Data entries for graphics:
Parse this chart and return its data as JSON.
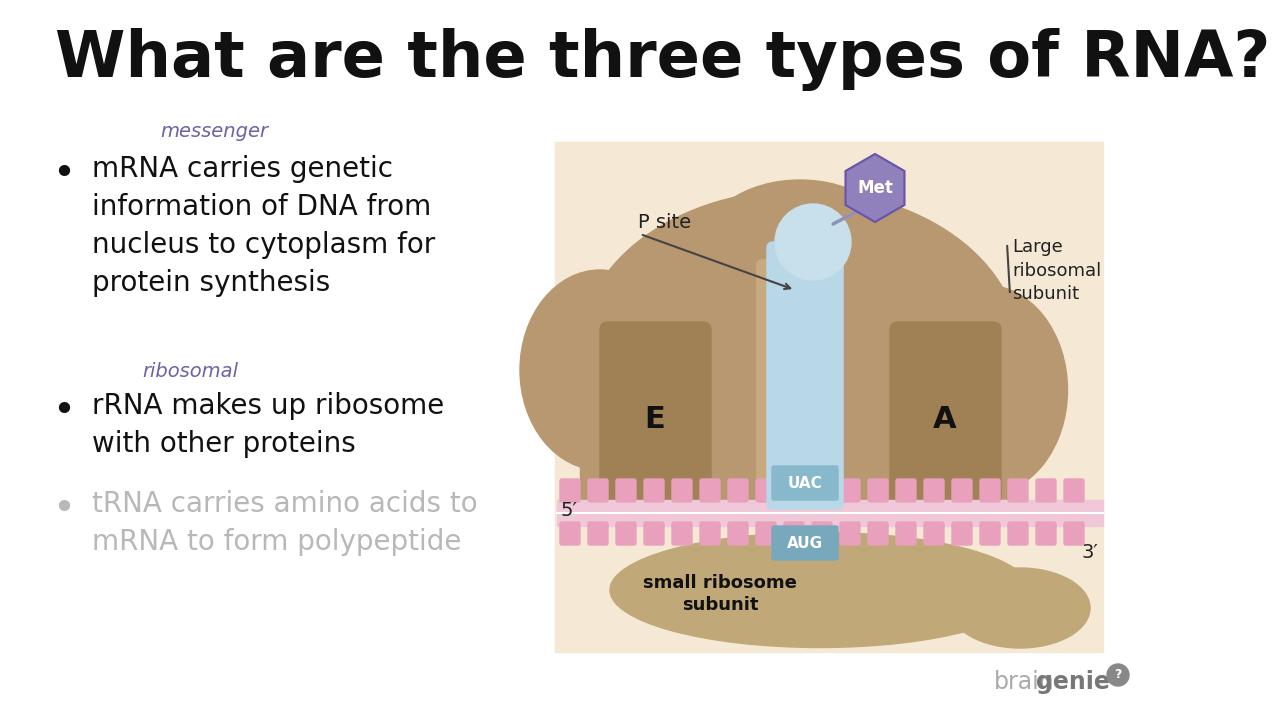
{
  "title": "What are the three types of RNA?",
  "title_fontsize": 46,
  "title_color": "#111111",
  "slide_bg": "#ffffff",
  "bullet1_handwritten": "messenger",
  "bullet1_main": "mRNA carries genetic\ninformation of DNA from\nnucleus to cytoplasm for\nprotein synthesis",
  "bullet2_handwritten": "ribosomal",
  "bullet2_main": "rRNA makes up ribosome\nwith other proteins",
  "bullet3_main": "tRNA carries amino acids to\nmRNA to form polypeptide",
  "bullet1_color": "#111111",
  "bullet2_color": "#111111",
  "bullet3_color": "#b8b8b8",
  "handwritten_color": "#7060a8",
  "diagram_bg": "#f5e8d5",
  "large_sub_color": "#b89870",
  "large_sub_dark": "#a08055",
  "small_sub_color": "#c0a878",
  "trna_color": "#b8d8e8",
  "trna_ball_color": "#c8e0ec",
  "mrna_bar_color": "#f0c8d8",
  "mrna_tooth_color": "#e8a0bc",
  "met_color": "#9080bb",
  "met_text": "#ffffff",
  "label_color": "#222222",
  "labels": {
    "P_site": "P site",
    "E_label": "E",
    "A_label": "A",
    "UAC": "UAC",
    "AUG": "AUG",
    "five_prime": "5′",
    "three_prime": "3′",
    "large_sub": "Large\nribosomal\nsubunit",
    "small_sub": "small ribosome\nsubunit",
    "met": "Met"
  }
}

> _What to work on_
Please repeat every record above exactly, leaving the pictures out.

> _Response area_
Parse this chart and return its data as JSON.
{
  "title": "What are the three types of RNA?",
  "title_fontsize": 46,
  "title_color": "#111111",
  "slide_bg": "#ffffff",
  "bullet1_handwritten": "messenger",
  "bullet1_main": "mRNA carries genetic\ninformation of DNA from\nnucleus to cytoplasm for\nprotein synthesis",
  "bullet2_handwritten": "ribosomal",
  "bullet2_main": "rRNA makes up ribosome\nwith other proteins",
  "bullet3_main": "tRNA carries amino acids to\nmRNA to form polypeptide",
  "bullet1_color": "#111111",
  "bullet2_color": "#111111",
  "bullet3_color": "#b8b8b8",
  "handwritten_color": "#7060a8",
  "diagram_bg": "#f5e8d5",
  "large_sub_color": "#b89870",
  "large_sub_dark": "#a08055",
  "small_sub_color": "#c0a878",
  "trna_color": "#b8d8e8",
  "trna_ball_color": "#c8e0ec",
  "mrna_bar_color": "#f0c8d8",
  "mrna_tooth_color": "#e8a0bc",
  "met_color": "#9080bb",
  "met_text": "#ffffff",
  "label_color": "#222222",
  "labels": {
    "P_site": "P site",
    "E_label": "E",
    "A_label": "A",
    "UAC": "UAC",
    "AUG": "AUG",
    "five_prime": "5′",
    "three_prime": "3′",
    "large_sub": "Large\nribosomal\nsubunit",
    "small_sub": "small ribosome\nsubunit",
    "met": "Met"
  }
}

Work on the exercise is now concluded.